*Instruction*:
For the listing underneath, give the count of lines containing the string "Contact" and nothing further.

*Extracted material*:
** begin **

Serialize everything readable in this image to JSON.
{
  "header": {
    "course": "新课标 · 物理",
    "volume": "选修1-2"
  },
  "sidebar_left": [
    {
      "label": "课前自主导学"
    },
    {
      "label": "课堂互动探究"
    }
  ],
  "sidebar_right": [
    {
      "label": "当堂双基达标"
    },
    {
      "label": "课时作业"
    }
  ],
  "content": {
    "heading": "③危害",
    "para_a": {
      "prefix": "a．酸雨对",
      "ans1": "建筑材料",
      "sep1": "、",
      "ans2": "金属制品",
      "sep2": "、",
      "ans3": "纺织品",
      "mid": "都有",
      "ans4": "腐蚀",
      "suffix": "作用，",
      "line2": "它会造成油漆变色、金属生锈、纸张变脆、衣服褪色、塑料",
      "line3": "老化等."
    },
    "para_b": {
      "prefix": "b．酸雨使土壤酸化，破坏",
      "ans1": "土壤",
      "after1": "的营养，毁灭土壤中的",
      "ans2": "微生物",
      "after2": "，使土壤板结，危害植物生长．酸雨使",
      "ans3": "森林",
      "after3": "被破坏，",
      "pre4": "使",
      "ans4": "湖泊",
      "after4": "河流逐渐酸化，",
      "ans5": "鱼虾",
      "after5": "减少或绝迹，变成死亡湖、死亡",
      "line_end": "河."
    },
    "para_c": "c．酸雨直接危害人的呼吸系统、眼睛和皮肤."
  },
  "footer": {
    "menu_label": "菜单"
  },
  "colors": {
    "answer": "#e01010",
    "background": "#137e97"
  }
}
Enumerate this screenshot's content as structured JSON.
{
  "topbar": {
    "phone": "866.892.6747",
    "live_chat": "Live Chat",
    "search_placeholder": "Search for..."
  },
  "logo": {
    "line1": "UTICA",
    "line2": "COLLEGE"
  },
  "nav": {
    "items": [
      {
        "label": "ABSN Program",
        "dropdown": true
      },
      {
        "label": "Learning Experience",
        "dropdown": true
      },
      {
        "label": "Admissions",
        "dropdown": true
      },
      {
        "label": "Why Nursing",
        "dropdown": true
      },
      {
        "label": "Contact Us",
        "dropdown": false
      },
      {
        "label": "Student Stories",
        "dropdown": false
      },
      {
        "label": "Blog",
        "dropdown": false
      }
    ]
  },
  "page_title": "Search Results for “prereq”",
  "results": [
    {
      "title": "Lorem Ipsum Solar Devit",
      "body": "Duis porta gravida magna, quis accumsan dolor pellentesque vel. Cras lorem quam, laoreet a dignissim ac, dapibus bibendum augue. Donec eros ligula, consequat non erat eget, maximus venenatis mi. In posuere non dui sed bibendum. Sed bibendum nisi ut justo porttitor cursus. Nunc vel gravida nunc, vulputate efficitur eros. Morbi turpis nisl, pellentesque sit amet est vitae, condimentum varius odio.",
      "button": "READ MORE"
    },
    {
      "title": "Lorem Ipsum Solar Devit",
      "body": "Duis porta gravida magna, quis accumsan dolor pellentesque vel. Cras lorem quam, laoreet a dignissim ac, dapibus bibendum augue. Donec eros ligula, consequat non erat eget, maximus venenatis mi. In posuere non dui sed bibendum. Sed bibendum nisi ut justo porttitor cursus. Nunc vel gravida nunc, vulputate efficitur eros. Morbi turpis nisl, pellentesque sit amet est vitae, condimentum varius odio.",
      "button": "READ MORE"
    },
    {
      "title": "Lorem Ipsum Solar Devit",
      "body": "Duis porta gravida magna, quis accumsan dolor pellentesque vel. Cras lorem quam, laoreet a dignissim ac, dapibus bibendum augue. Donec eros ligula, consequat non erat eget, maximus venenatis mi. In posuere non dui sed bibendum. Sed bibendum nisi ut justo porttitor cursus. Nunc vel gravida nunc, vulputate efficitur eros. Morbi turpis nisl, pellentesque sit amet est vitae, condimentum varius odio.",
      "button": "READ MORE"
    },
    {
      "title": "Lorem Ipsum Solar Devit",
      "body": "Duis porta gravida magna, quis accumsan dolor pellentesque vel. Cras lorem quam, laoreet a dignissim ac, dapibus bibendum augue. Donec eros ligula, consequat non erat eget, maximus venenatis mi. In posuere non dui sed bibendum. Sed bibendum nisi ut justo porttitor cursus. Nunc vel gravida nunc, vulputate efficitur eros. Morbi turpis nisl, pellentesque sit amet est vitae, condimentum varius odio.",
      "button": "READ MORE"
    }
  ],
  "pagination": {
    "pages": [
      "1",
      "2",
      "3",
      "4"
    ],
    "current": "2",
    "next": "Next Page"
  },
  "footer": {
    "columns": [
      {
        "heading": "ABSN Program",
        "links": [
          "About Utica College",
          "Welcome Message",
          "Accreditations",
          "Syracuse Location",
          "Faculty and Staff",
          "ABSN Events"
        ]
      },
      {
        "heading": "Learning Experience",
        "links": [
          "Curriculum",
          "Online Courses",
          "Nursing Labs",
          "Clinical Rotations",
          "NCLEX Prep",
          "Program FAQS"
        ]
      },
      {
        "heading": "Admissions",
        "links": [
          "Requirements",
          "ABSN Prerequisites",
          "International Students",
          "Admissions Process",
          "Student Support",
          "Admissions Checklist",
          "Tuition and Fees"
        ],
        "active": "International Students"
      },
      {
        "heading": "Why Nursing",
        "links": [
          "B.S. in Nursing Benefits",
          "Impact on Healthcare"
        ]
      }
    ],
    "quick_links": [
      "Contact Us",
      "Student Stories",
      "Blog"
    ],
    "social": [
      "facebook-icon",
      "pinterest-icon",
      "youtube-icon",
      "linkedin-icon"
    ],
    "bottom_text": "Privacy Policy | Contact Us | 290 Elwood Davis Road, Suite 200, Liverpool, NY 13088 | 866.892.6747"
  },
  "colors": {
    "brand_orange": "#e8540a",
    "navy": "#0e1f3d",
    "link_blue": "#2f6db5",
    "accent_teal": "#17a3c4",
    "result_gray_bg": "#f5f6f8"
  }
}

** end **

*Worked answer*:
3